▸ Direction
Go through the listing beneath this task and return every line that carries the string "Fari".

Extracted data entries
· · · · · · ·
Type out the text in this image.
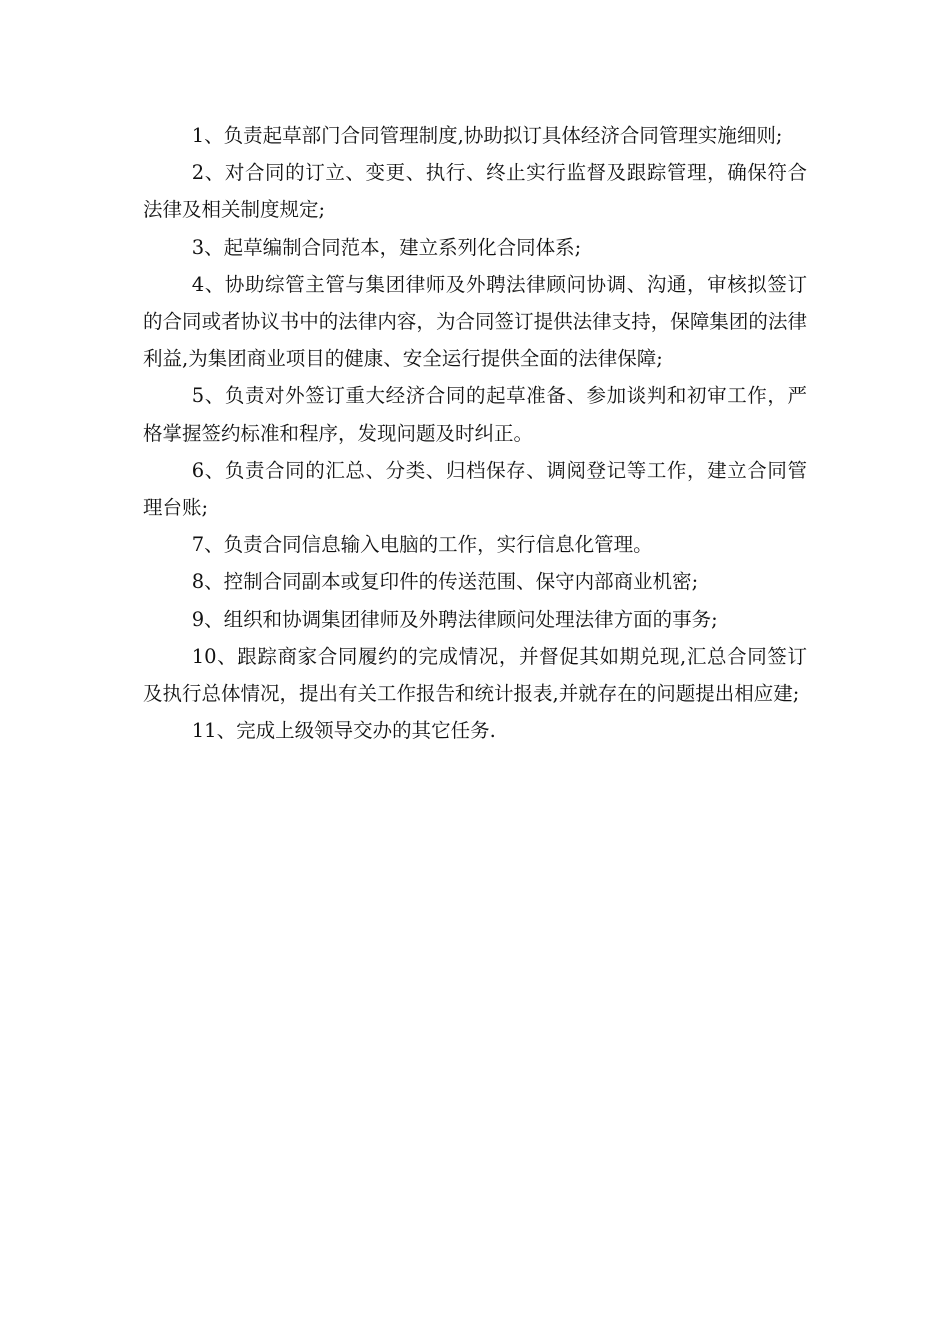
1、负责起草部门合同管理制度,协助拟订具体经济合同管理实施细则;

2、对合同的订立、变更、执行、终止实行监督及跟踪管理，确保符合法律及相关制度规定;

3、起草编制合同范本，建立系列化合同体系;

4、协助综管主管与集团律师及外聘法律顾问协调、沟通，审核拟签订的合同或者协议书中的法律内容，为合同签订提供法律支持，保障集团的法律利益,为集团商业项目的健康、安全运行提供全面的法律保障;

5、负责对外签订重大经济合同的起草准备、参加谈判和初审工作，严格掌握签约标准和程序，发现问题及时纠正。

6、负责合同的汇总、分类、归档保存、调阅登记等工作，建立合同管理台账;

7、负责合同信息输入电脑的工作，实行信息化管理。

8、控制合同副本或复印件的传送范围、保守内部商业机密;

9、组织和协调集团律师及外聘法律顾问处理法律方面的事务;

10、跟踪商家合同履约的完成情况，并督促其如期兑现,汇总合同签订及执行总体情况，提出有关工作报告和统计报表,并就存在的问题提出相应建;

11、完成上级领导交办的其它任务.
· · · · · · ·
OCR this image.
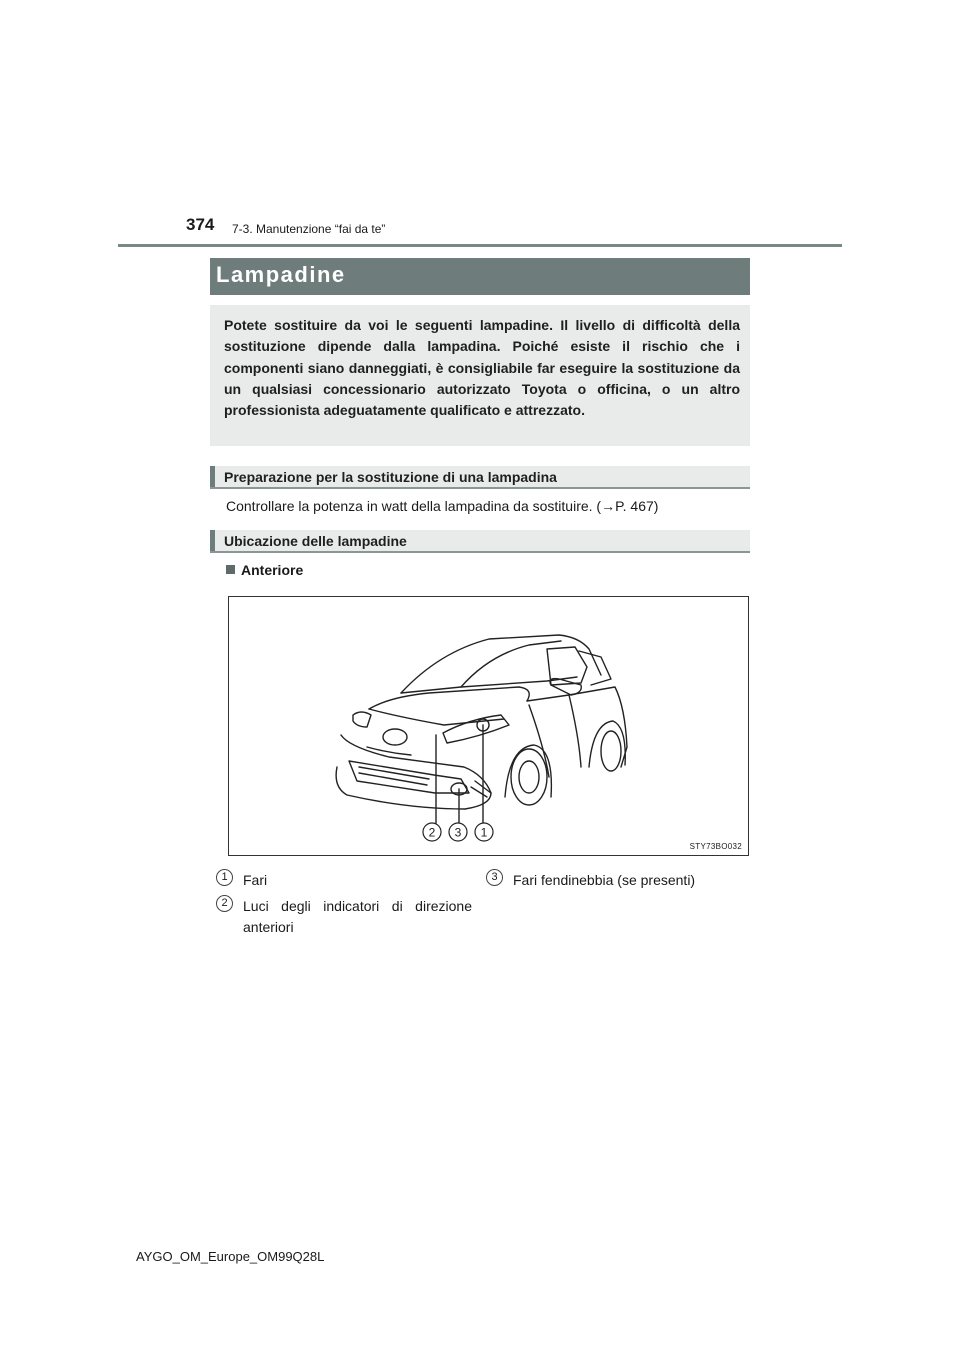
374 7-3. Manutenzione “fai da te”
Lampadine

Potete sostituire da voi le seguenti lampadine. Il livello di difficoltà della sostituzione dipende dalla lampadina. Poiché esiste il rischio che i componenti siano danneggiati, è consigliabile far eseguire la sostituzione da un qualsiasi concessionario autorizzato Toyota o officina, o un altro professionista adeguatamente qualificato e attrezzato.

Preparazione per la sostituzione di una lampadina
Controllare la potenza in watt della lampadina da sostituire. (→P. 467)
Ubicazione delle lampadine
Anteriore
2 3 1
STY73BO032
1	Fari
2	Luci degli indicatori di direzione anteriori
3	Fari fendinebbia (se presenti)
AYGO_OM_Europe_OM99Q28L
· · · · · · ·
▸ Task response
1	Fari
3	Fari fendinebbia (se presenti)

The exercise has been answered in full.